• **Exercise details**
Transcribe all the records exactly and omit any images they hold.

• **Records provided**
* start *
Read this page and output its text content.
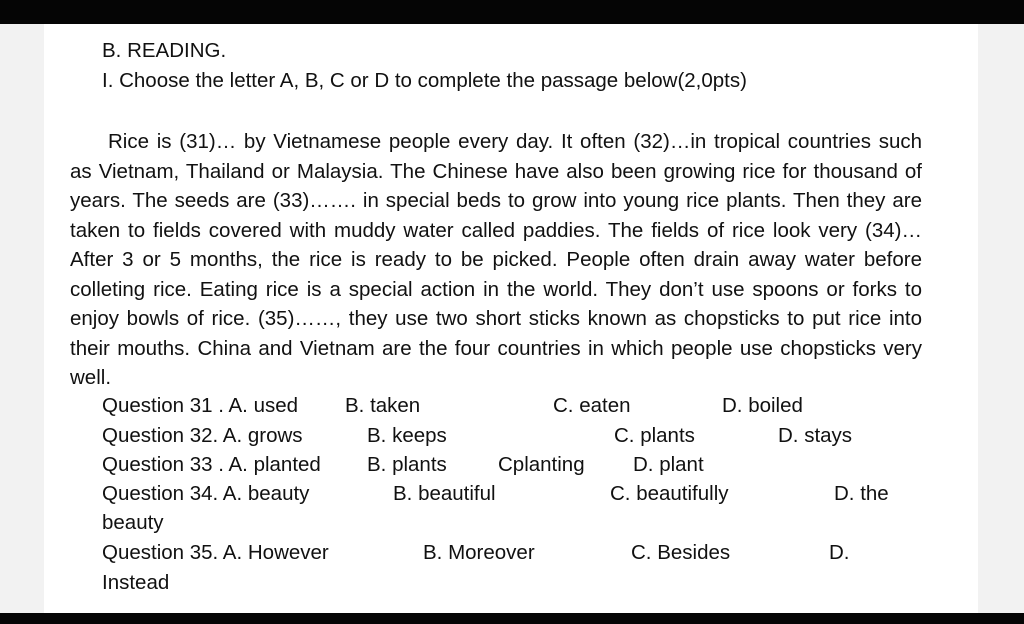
B. READING.
I. Choose the letter A, B, C or D to complete the passage below(2,0pts)

Rice is (31)… by Vietnamese people every day. It often (32)…in tropical countries such as Vietnam, Thailand or Malaysia. The Chinese have also been growing rice for thousand of years. The seeds are (33)……. in special beds to grow into young rice plants. Then they are taken to fields covered with muddy water called paddies. The fields of rice look very (34)…After 3 or 5 months, the rice is ready to be picked. People often drain away water before colleting rice. Eating rice is a special action in the world. They don’t use spoons or forks to enjoy bowls of rice. (35)……, they use two short sticks known as chopsticks to put rice into their mouths. China and Vietnam are the four countries in which people use chopsticks very well.

Question 31 . A. used B. taken	C. eaten	D. boiled
Question 32. A. grows	B. keeps	C. plants	D. stays
Question 33 . A. planted B. plants Cplanting D. plant
Question 34. A. beauty	B. beautiful	C. beautifully	D. the
beauty
Question 35. A. However	B. Moreover	C. Besides	D.
Instead
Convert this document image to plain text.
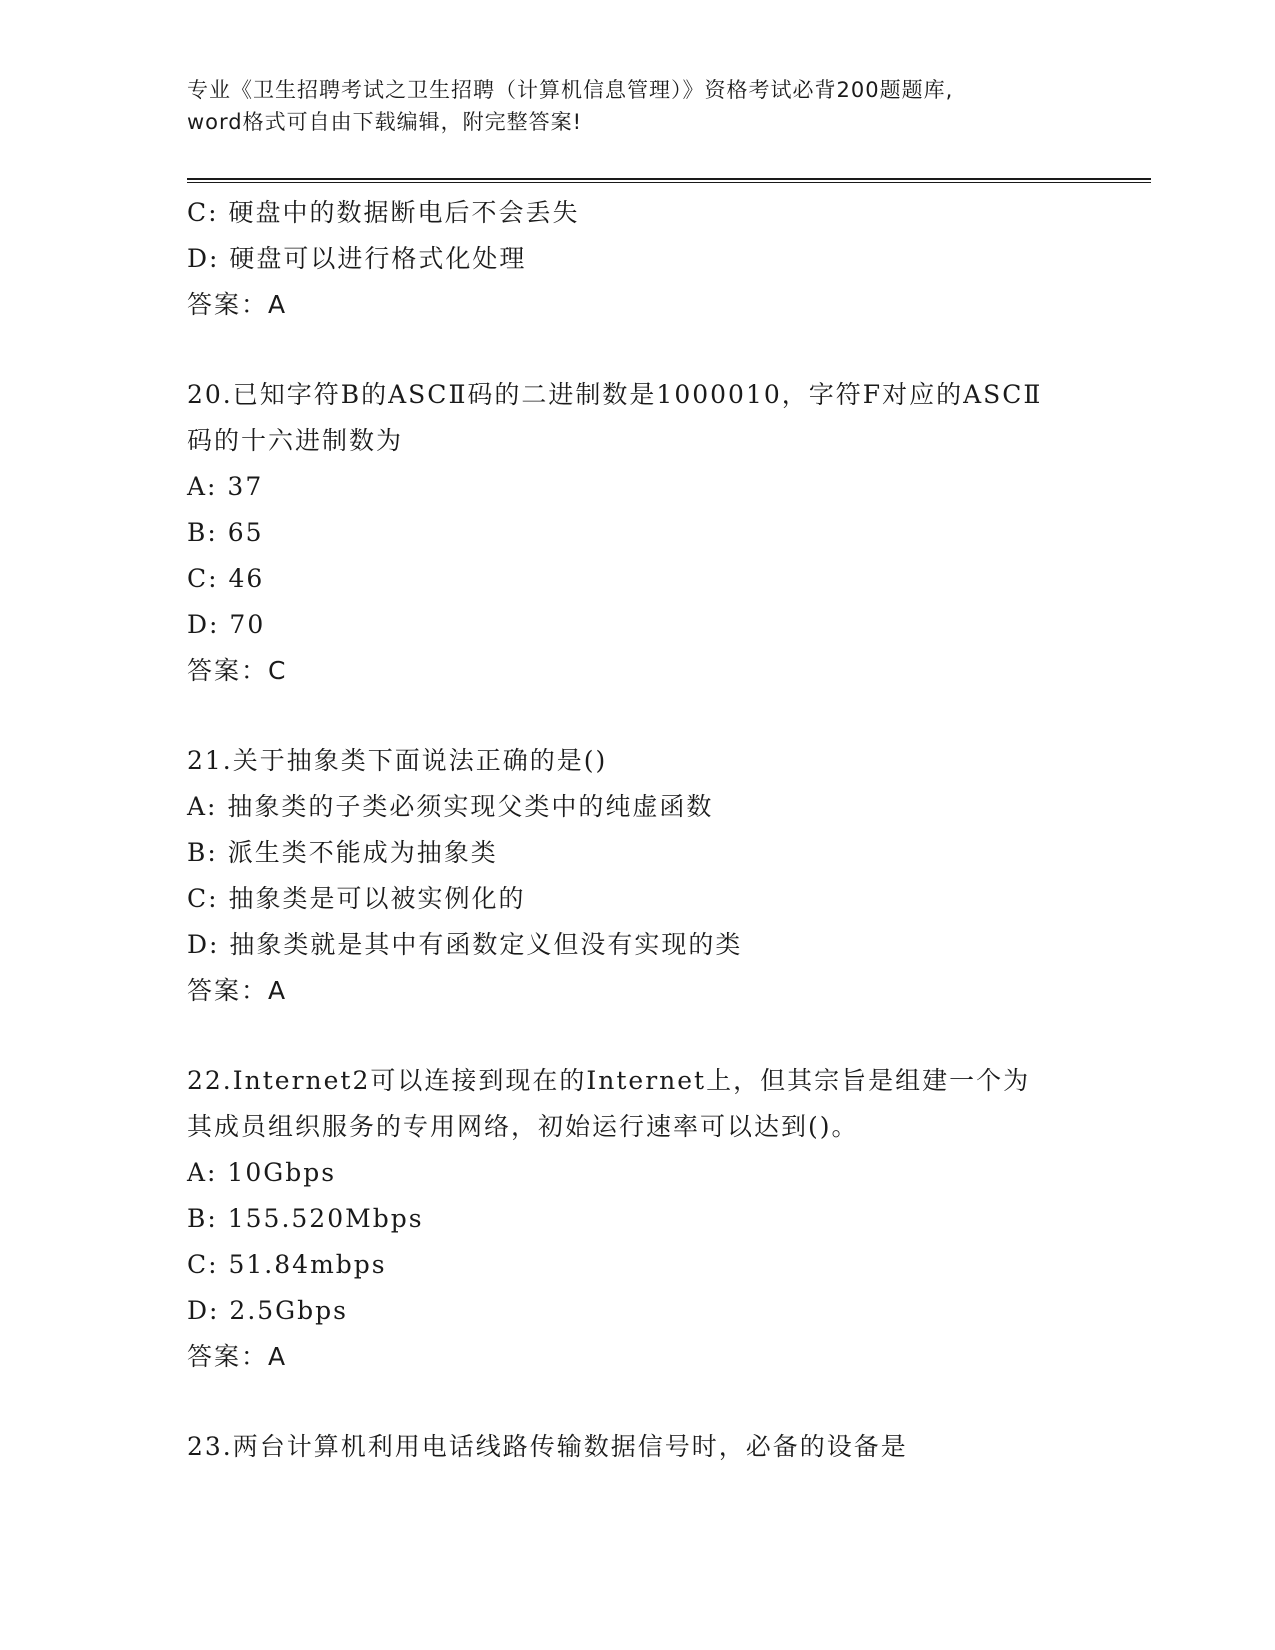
专业《卫生招聘考试之卫生招聘（计算机信息管理）》资格考试必背200题题库,
word格式可自由下载编辑，附完整答案!
C: 硬盘中的数据断电后不会丢失
D: 硬盘可以进行格式化处理
答案：A
20.已知字符B的ASCⅡ码的二进制数是1000010，字符F对应的ASCⅡ
码的十六进制数为
A: 37
B: 65
C: 46
D: 70
答案：C
21.关于抽象类下面说法正确的是()
A: 抽象类的子类必须实现父类中的纯虚函数
B: 派生类不能成为抽象类
C: 抽象类是可以被实例化的
D: 抽象类就是其中有函数定义但没有实现的类
答案：A
22.Internet2可以连接到现在的Internet上，但其宗旨是组建一个为
其成员组织服务的专用网络，初始运行速率可以达到()。
A: 10Gbps
B: 155.520Mbps
C: 51.84mbps
D: 2.5Gbps
答案：A
23.两台计算机利用电话线路传输数据信号时，必备的设备是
* end *
• **Final result**
Read this page and output its text content.
B. READING.
I. Choose the letter A, B, C or D to complete the passage below(2,0pts)

Rice is (31)… by Vietnamese people every day. It often (32)…in tropical countries such as Vietnam, Thailand or Malaysia. The Chinese have also been growing rice for thousand of years. The seeds are (33)……. in special beds to grow into young rice plants. Then they are taken to fields covered with muddy water called paddies. The fields of rice look very (34)…After 3 or 5 months, the rice is ready to be picked. People often drain away water before colleting rice. Eating rice is a special action in the world. They don’t use spoons or forks to enjoy bowls of rice. (35)……, they use two short sticks known as chopsticks to put rice into their mouths. China and Vietnam are the four countries in which people use chopsticks very well.

Question 31 . A. used B. taken	C. eaten	D. boiled
Question 32. A. grows	B. keeps	C. plants	D. stays
Question 33 . A. planted B. plants Cplanting D. plant
Question 34. A. beauty	B. beautiful	C. beautifully	D. the
beauty
Question 35. A. However	B. Moreover	C. Besides	D.
Instead
Convert this document image to plain text.
专业《卫生招聘考试之卫生招聘（计算机信息管理）》资格考试必背200题题库,
word格式可自由下载编辑，附完整答案!
C: 硬盘中的数据断电后不会丢失
D: 硬盘可以进行格式化处理
答案：A
20.已知字符B的ASCⅡ码的二进制数是1000010，字符F对应的ASCⅡ
码的十六进制数为
A: 37
B: 65
C: 46
D: 70
答案：C
21.关于抽象类下面说法正确的是()
A: 抽象类的子类必须实现父类中的纯虚函数
B: 派生类不能成为抽象类
C: 抽象类是可以被实例化的
D: 抽象类就是其中有函数定义但没有实现的类
答案：A
22.Internet2可以连接到现在的Internet上，但其宗旨是组建一个为
其成员组织服务的专用网络，初始运行速率可以达到()。
A: 10Gbps
B: 155.520Mbps
C: 51.84mbps
D: 2.5Gbps
答案：A
23.两台计算机利用电话线路传输数据信号时，必备的设备是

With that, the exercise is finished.